*** DATA IN THIS EXERCISE ***
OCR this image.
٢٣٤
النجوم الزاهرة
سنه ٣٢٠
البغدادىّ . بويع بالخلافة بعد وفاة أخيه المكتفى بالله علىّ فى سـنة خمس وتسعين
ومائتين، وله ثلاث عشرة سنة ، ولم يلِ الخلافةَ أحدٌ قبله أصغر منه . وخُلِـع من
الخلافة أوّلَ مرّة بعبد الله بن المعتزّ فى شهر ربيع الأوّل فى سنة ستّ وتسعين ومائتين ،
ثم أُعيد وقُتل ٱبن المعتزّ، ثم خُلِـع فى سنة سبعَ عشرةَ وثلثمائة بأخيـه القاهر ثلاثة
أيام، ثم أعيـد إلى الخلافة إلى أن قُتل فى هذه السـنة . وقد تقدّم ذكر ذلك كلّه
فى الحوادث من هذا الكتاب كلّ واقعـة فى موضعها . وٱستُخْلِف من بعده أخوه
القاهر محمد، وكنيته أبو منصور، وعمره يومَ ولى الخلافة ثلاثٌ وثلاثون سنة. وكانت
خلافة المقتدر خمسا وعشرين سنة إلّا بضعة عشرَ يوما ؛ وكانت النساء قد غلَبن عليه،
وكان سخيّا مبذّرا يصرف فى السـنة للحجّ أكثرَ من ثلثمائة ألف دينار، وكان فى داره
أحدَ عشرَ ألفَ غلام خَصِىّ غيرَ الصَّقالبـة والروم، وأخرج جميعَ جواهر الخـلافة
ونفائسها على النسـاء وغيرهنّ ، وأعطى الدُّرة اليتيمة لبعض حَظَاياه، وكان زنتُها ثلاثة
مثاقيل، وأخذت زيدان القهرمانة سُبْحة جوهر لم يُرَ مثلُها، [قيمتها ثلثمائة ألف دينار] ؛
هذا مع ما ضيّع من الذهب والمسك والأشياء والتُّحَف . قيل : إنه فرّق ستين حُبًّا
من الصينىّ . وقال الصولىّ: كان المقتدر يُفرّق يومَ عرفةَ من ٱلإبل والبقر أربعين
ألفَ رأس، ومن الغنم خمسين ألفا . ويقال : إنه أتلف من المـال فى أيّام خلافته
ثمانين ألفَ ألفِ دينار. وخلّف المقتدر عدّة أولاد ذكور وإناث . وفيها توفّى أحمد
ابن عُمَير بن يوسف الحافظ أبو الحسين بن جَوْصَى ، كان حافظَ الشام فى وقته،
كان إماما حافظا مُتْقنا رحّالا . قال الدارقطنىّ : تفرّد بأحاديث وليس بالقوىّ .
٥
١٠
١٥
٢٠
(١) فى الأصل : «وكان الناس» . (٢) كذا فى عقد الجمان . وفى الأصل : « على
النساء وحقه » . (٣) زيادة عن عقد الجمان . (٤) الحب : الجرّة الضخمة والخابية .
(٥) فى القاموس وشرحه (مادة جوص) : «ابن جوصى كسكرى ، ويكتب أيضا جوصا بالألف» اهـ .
***
§ DO THIS
The data above must be returned in full, exactly as written.

§ ANSWER IN FULL
OCR this image.
٢٣٤
النجوم الزاهرة
سنه ٣٢٠
البغدادىّ . بويع بالخلافة بعد وفاة أخيه المكتفى بالله علىّ فى سـنة خمس وتسعين
ومائتين، وله ثلاث عشرة سنة ، ولم يلِ الخلافةَ أحدٌ قبله أصغر منه . وخُلِـع من
الخلافة أوّلَ مرّة بعبد الله بن المعتزّ فى شهر ربيع الأوّل فى سنة ستّ وتسعين ومائتين ،
ثم أُعيد وقُتل ٱبن المعتزّ، ثم خُلِـع فى سنة سبعَ عشرةَ وثلثمائة بأخيـه القاهر ثلاثة
أيام، ثم أعيـد إلى الخلافة إلى أن قُتل فى هذه السـنة . وقد تقدّم ذكر ذلك كلّه
فى الحوادث من هذا الكتاب كلّ واقعـة فى موضعها . وٱستُخْلِف من بعده أخوه
القاهر محمد، وكنيته أبو منصور، وعمره يومَ ولى الخلافة ثلاثٌ وثلاثون سنة. وكانت
خلافة المقتدر خمسا وعشرين سنة إلّا بضعة عشرَ يوما ؛ وكانت النساء قد غلَبن عليه،
وكان سخيّا مبذّرا يصرف فى السـنة للحجّ أكثرَ من ثلثمائة ألف دينار، وكان فى داره
أحدَ عشرَ ألفَ غلام خَصِىّ غيرَ الصَّقالبـة والروم، وأخرج جميعَ جواهر الخـلافة
ونفائسها على النسـاء وغيرهنّ ، وأعطى الدُّرة اليتيمة لبعض حَظَاياه، وكان زنتُها ثلاثة
مثاقيل، وأخذت زيدان القهرمانة سُبْحة جوهر لم يُرَ مثلُها، [قيمتها ثلثمائة ألف دينار] ؛
هذا مع ما ضيّع من الذهب والمسك والأشياء والتُّحَف . قيل : إنه فرّق ستين حُبًّا
من الصينىّ . وقال الصولىّ: كان المقتدر يُفرّق يومَ عرفةَ من ٱلإبل والبقر أربعين
ألفَ رأس، ومن الغنم خمسين ألفا . ويقال : إنه أتلف من المـال فى أيّام خلافته
ثمانين ألفَ ألفِ دينار. وخلّف المقتدر عدّة أولاد ذكور وإناث . وفيها توفّى أحمد
ابن عُمَير بن يوسف الحافظ أبو الحسين بن جَوْصَى ، كان حافظَ الشام فى وقته،
كان إماما حافظا مُتْقنا رحّالا . قال الدارقطنىّ : تفرّد بأحاديث وليس بالقوىّ .
٥
١٠
١٥
٢٠
(١) فى الأصل : «وكان الناس» . (٢) كذا فى عقد الجمان . وفى الأصل : « على
النساء وحقه » . (٣) زيادة عن عقد الجمان . (٤) الحب : الجرّة الضخمة والخابية .
(٥) فى القاموس وشرحه (مادة جوص) : «ابن جوصى كسكرى ، ويكتب أيضا جوصا بالألف» اهـ .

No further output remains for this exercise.